— Begin —

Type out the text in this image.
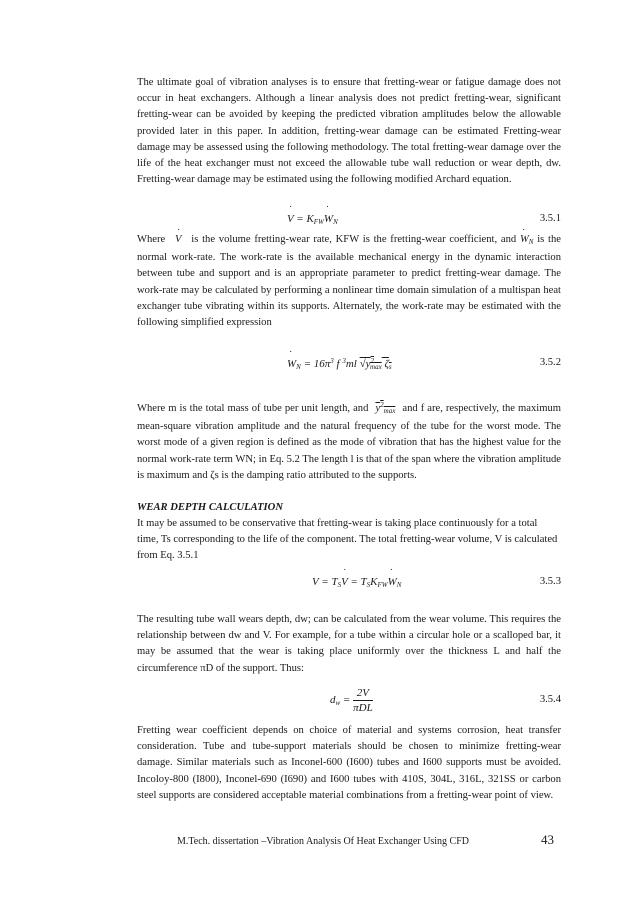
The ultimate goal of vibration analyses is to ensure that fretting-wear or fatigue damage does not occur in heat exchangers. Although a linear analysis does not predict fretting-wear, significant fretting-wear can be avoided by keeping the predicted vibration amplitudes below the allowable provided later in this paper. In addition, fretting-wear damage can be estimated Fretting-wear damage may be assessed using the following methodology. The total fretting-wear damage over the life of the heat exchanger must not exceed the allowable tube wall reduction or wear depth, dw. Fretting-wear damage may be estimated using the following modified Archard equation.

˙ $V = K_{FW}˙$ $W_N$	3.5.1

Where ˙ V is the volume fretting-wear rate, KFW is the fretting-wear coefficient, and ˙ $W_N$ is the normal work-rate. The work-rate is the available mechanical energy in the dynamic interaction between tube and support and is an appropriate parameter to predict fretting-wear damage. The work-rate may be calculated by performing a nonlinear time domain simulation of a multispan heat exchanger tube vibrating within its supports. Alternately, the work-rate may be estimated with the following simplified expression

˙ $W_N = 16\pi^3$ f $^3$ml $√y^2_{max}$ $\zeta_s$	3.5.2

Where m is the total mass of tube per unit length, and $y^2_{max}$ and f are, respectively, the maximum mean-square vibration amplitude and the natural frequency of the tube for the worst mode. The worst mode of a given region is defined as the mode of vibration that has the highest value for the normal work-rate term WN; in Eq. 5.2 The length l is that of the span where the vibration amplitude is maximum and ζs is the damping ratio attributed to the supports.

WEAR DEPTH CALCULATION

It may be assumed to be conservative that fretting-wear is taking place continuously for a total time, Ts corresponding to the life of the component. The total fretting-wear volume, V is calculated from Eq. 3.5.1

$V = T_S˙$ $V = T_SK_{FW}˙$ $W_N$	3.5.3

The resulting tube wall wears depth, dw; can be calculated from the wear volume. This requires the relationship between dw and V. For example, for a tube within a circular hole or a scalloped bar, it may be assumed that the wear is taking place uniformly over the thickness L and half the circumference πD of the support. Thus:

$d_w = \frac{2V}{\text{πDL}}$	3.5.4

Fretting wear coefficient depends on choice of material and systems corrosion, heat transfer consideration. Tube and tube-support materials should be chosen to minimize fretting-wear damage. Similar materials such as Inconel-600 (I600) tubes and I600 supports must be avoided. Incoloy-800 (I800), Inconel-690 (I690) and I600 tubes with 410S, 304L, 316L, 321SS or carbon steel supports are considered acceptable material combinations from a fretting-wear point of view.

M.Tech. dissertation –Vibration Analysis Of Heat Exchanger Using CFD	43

— End —
— Begin —

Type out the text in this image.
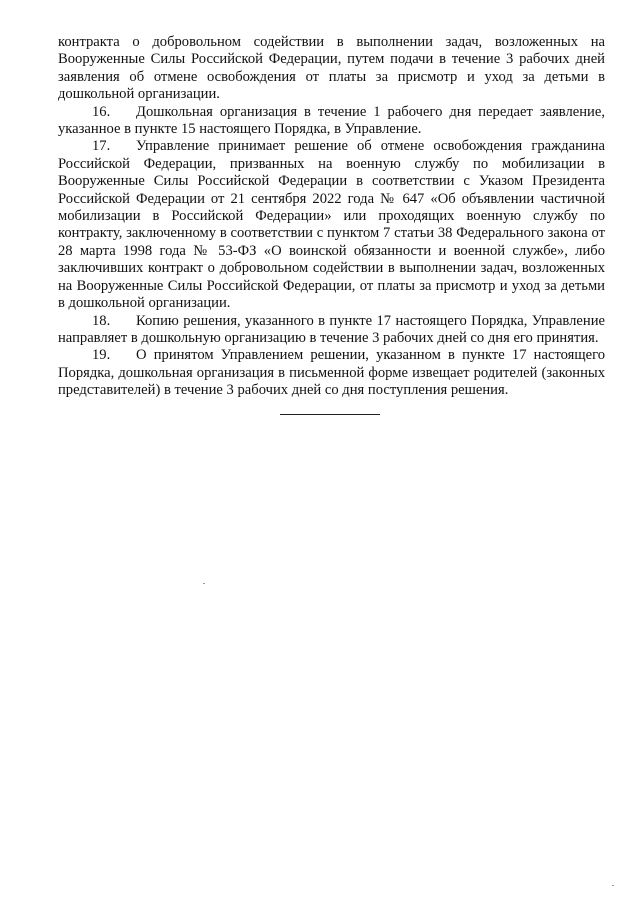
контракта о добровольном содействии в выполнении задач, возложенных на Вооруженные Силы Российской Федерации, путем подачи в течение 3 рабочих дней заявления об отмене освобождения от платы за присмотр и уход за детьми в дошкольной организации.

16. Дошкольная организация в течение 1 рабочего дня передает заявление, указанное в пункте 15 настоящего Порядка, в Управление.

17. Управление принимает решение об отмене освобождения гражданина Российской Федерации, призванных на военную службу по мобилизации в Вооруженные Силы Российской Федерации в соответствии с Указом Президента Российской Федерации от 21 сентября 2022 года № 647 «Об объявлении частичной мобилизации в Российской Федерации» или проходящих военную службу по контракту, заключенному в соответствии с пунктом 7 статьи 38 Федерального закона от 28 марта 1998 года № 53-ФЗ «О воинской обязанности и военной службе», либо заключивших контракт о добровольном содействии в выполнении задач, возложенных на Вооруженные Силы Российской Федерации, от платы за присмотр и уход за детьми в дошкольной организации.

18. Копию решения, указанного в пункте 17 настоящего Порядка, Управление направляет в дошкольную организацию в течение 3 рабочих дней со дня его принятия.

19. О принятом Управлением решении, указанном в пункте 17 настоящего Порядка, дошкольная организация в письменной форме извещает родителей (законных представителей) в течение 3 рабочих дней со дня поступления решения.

— End —

> [Your instructions] Gather from the records above every line containing the string "организация".

> [Task result]
16. Дошкольная организация в течение 1 рабочего дня передает заявление, указанное в пункте 15 настоящего Порядка, в Управление.
19. О принятом Управлением решении, указанном в пункте 17 настоящего Порядка, дошкольная организация в письменной форме извещает родителей (законных представителей) в течение 3 рабочих дней со дня поступления решения.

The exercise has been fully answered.